Can you turn the stretch from the start of the entries through the line containing "sub-bullet: Cerveza: 2" into a JSON list of strings, with one string per line and blank lines left out?

**Source material:**
_ _ _

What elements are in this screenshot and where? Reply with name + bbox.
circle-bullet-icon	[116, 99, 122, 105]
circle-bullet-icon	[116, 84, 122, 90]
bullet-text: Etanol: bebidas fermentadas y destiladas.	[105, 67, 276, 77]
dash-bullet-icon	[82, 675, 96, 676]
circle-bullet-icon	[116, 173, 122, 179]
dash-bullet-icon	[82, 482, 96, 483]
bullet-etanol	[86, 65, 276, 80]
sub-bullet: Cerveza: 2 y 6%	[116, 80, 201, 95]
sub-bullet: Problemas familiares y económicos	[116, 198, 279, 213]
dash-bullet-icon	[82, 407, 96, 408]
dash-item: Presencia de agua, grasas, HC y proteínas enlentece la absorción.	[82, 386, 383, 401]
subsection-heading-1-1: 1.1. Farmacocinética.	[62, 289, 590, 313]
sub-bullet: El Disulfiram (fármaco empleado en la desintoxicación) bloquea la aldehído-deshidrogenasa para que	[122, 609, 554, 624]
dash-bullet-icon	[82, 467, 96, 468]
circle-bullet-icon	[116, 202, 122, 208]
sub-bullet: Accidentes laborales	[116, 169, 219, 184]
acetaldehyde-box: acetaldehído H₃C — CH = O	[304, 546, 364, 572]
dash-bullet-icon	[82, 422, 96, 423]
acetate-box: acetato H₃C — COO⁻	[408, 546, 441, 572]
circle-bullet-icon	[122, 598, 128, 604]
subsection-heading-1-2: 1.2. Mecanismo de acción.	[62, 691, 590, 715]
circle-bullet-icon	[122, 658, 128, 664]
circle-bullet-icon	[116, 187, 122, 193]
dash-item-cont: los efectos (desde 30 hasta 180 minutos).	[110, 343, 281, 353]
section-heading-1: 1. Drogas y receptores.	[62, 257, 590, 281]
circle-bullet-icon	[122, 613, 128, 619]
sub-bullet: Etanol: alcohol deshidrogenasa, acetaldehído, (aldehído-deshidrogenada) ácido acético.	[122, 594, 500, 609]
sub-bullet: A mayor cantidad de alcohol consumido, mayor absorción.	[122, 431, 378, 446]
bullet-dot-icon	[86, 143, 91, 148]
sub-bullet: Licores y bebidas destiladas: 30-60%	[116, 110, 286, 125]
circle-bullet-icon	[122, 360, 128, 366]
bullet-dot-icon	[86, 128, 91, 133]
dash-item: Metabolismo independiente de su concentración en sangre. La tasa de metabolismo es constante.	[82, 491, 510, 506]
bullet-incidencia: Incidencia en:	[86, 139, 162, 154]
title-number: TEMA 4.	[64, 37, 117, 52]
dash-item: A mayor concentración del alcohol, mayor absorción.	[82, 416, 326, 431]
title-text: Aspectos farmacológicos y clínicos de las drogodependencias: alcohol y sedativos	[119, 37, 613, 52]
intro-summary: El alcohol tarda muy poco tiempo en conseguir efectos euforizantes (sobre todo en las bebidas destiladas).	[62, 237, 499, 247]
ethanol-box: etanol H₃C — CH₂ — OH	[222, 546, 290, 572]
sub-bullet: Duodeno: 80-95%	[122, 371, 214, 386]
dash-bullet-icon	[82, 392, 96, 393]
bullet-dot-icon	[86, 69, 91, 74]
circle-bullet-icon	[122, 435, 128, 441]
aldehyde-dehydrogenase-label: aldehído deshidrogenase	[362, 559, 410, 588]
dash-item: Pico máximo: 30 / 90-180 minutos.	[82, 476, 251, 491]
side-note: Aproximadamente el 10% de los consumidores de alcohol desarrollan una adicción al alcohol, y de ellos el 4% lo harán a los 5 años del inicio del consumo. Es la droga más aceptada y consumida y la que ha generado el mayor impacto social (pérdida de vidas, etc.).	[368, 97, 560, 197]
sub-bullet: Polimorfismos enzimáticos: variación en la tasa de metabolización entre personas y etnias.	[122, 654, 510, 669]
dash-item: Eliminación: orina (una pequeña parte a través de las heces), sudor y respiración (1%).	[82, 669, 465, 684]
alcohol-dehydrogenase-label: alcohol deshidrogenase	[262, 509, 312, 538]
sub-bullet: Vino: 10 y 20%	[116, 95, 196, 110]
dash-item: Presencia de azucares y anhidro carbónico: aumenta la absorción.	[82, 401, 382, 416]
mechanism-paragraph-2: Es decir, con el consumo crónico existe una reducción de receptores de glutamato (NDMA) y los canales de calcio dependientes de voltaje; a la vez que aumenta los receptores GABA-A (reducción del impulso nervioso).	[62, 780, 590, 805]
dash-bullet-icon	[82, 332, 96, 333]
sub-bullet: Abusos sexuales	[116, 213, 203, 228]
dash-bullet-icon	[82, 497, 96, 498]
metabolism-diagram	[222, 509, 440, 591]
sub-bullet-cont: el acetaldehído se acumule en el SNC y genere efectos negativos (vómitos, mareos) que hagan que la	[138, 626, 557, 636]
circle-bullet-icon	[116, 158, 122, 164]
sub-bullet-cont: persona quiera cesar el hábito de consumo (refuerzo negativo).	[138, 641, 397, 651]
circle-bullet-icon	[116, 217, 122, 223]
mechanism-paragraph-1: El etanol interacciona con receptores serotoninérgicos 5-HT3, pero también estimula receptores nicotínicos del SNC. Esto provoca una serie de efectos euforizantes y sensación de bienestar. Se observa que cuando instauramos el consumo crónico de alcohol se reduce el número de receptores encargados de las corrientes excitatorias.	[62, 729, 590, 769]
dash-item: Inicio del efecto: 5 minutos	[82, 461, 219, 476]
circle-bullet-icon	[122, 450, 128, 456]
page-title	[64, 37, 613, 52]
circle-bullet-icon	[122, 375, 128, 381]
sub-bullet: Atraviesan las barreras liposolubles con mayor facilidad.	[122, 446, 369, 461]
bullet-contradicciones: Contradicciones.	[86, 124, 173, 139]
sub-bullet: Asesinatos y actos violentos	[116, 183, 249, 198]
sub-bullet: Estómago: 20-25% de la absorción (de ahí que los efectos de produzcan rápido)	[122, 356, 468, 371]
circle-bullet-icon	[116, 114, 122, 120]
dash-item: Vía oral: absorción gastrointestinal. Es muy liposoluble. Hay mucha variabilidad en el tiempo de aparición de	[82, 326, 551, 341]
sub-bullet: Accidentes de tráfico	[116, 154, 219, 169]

_ _ _

**Correct response:**
[
  "What elements are in this screenshot and where? Reply with name + bbox.",
  "circle-bullet-icon\t[116, 99, 122, 105]",
  "circle-bullet-icon\t[116, 84, 122, 90]",
  "bullet-text: Etanol: bebidas fermentadas y destiladas.\t[105, 67, 276, 77]",
  "dash-bullet-icon\t[82, 675, 96, 676]",
  "circle-bullet-icon\t[116, 173, 122, 179]",
  "dash-bullet-icon\t[82, 482, 96, 483]",
  "bullet-etanol\t[86, 65, 276, 80]",
  "sub-bullet: Cerveza: 2 y 6%\t[116, 80, 201, 95]"
]